→ **WHAT THIS TASK INVOLVES**
Copy every line from the material below that holds "caméra".

(Part of a data file)
--------------------------------------------------

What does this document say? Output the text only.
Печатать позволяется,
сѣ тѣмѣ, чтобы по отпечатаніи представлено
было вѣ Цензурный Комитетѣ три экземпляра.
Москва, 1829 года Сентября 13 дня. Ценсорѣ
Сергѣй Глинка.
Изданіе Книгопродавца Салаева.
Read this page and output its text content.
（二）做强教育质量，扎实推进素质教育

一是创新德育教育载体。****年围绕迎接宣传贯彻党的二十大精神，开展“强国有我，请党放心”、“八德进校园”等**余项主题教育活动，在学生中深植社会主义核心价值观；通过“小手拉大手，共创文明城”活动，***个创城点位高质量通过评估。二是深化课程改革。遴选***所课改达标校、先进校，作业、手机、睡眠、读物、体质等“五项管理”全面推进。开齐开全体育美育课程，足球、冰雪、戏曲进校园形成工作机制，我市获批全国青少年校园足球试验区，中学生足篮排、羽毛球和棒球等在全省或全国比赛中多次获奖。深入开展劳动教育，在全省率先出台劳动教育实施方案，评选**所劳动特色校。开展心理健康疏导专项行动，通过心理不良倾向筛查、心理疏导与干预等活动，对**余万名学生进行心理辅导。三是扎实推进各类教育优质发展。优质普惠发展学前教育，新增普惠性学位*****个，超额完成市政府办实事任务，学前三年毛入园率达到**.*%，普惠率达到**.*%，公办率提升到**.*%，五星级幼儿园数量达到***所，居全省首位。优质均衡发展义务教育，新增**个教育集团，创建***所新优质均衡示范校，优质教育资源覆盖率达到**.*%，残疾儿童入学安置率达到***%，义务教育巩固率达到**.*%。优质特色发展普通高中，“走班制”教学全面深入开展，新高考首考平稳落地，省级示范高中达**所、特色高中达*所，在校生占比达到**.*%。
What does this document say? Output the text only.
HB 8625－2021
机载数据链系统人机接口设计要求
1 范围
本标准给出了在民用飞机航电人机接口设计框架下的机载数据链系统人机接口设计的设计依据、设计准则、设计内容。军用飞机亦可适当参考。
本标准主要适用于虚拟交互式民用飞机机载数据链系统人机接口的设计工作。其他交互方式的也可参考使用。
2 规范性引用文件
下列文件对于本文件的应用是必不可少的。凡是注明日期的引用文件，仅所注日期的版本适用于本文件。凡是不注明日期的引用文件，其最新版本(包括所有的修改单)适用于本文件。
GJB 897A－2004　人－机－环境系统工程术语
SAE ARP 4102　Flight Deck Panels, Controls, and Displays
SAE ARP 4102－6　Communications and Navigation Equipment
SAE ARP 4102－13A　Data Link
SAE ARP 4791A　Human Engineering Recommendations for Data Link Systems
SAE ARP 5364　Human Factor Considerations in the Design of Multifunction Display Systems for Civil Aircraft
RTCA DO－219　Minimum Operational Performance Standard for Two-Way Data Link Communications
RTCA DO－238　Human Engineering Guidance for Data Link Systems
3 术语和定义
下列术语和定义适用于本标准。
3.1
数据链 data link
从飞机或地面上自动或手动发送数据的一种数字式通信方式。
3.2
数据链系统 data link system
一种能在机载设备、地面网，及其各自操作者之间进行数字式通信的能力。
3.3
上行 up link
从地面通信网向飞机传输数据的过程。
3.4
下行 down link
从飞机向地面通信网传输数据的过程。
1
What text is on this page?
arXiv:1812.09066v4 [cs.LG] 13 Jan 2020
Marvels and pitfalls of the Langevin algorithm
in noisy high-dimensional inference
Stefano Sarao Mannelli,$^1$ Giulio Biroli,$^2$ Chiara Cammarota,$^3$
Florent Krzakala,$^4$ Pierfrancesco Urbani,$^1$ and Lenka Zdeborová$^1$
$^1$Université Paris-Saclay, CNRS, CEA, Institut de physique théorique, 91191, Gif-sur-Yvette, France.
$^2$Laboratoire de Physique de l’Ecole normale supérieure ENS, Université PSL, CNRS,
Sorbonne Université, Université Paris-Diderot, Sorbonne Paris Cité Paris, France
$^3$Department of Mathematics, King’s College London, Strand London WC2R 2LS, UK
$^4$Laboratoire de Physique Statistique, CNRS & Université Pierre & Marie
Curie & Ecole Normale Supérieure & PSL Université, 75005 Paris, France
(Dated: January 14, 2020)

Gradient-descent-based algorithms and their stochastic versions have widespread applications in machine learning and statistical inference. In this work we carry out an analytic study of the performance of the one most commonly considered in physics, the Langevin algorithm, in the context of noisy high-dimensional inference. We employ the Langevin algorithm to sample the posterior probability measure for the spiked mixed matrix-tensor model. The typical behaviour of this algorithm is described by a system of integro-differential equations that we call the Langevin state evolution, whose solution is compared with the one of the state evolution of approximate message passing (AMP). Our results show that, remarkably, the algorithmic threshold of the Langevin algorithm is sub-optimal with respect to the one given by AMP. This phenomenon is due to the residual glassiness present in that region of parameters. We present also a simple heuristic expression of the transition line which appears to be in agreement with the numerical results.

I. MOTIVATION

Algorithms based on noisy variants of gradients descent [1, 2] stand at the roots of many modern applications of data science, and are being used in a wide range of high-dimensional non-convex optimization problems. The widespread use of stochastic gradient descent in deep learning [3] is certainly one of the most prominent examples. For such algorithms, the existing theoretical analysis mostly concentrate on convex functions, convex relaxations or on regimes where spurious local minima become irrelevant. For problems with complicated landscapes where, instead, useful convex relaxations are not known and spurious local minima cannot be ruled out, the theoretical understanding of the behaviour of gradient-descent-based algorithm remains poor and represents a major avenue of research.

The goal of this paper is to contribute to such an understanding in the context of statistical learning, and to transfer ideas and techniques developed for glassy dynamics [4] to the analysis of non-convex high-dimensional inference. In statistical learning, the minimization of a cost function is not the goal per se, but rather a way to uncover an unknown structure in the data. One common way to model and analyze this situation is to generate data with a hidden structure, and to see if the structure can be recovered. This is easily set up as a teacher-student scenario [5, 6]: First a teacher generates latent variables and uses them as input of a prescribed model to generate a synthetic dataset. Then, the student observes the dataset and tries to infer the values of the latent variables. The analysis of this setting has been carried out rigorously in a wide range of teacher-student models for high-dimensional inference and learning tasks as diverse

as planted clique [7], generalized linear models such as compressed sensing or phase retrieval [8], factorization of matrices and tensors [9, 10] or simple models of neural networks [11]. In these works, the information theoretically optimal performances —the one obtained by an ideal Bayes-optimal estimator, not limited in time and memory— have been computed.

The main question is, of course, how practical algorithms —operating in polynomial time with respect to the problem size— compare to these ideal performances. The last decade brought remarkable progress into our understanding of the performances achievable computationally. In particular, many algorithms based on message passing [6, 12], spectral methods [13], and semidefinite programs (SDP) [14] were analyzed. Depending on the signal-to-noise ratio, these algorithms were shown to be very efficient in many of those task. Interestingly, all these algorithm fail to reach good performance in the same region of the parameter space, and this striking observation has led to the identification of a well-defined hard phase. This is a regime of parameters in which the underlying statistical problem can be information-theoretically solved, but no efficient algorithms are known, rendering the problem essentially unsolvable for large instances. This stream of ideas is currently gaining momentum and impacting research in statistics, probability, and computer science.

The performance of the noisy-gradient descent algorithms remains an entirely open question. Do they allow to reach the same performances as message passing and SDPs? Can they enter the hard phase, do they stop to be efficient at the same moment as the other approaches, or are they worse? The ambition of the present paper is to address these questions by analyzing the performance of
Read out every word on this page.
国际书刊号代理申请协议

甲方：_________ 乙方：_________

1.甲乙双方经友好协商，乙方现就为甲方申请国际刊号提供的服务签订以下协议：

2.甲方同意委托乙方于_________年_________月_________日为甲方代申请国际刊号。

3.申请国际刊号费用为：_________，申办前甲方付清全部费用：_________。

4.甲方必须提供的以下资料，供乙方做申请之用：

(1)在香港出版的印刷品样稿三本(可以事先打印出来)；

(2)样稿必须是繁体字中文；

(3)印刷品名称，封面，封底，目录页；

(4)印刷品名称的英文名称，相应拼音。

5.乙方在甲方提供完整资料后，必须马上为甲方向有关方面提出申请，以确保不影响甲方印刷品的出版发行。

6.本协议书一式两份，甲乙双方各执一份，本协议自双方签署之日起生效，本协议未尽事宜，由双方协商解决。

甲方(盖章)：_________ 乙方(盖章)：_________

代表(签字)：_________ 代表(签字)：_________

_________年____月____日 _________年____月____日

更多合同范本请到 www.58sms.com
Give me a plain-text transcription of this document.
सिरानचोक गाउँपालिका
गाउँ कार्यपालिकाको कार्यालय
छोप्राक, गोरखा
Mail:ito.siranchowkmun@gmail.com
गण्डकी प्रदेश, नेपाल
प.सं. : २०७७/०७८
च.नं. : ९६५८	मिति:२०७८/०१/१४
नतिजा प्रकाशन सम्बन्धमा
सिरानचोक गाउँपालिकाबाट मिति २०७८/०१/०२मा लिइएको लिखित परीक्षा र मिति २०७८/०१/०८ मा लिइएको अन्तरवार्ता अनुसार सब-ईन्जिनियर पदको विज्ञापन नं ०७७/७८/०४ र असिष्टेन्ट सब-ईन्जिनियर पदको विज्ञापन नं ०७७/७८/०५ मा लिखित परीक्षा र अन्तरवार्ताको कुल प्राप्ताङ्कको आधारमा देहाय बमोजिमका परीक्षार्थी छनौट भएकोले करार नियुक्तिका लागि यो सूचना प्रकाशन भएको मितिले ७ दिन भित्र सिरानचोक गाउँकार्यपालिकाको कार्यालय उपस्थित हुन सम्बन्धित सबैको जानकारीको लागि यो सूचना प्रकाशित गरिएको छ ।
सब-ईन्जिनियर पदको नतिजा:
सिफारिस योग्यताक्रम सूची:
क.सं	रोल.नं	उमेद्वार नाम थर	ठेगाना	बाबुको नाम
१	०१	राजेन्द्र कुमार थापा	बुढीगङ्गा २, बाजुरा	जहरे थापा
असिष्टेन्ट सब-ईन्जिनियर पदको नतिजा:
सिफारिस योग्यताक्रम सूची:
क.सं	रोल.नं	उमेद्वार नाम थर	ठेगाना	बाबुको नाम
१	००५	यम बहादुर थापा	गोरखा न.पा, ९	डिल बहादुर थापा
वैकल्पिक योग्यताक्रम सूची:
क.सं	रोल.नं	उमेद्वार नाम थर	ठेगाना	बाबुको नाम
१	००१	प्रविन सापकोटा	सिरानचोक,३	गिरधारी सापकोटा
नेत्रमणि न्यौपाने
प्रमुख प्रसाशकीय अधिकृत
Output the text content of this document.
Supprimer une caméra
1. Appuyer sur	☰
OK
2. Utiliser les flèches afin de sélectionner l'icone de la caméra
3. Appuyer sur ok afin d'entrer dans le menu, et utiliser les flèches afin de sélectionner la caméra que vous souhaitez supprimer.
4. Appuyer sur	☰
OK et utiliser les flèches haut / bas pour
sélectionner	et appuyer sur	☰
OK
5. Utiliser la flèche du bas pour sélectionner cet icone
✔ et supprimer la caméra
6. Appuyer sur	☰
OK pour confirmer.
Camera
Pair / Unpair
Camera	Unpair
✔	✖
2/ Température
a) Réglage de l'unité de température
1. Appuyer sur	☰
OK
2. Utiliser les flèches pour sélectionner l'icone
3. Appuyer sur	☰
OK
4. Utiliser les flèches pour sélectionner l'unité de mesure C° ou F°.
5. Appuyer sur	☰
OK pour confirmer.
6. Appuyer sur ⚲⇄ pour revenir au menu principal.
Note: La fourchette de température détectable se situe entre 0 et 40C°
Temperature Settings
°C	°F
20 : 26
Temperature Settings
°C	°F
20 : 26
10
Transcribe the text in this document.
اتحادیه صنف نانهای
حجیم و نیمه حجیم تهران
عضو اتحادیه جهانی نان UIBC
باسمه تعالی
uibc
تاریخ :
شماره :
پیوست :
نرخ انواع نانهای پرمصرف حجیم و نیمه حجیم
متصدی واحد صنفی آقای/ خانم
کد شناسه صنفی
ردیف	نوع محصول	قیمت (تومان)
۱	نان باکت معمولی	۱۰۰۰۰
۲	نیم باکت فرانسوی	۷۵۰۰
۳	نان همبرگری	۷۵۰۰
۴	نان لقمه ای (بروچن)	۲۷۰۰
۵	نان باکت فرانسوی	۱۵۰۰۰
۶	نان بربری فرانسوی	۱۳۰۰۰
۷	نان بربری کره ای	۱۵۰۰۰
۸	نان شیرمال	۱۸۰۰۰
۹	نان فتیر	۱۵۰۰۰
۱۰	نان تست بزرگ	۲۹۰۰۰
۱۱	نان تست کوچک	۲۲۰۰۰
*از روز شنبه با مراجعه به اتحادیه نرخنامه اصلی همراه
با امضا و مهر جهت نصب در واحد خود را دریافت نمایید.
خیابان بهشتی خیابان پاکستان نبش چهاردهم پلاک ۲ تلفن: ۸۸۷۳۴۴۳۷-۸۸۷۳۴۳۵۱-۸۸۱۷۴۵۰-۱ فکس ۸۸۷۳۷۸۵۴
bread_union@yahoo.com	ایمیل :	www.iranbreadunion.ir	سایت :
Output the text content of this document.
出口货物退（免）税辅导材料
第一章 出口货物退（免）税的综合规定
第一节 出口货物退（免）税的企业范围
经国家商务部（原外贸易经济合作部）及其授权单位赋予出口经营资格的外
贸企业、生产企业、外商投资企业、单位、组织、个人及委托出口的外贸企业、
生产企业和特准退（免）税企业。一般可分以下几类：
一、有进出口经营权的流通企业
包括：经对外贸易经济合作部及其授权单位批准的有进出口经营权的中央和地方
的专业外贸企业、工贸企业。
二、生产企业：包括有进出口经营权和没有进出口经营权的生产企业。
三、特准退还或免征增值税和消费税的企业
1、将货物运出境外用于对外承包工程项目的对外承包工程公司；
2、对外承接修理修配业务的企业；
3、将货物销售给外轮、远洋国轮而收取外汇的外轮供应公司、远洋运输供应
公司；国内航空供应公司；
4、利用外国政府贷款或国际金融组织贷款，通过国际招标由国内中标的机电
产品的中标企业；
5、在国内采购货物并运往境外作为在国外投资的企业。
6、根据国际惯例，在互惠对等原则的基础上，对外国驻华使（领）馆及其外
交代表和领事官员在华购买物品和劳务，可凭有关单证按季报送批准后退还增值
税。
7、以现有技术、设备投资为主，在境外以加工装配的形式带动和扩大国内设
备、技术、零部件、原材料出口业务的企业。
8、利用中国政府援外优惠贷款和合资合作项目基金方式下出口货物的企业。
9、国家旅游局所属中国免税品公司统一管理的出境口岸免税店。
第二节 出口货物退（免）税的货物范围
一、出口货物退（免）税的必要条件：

--------------------------------------------------

→ **WRITTEN RESPONSE**
Supprimer une caméra
2. Utiliser les flèches afin de sélectionner l'icone de la caméra
3. Appuyer sur ok afin d'entrer dans le menu, et utiliser les flèches afin de sélectionner la caméra que vous souhaitez supprimer.
✔ et supprimer la caméra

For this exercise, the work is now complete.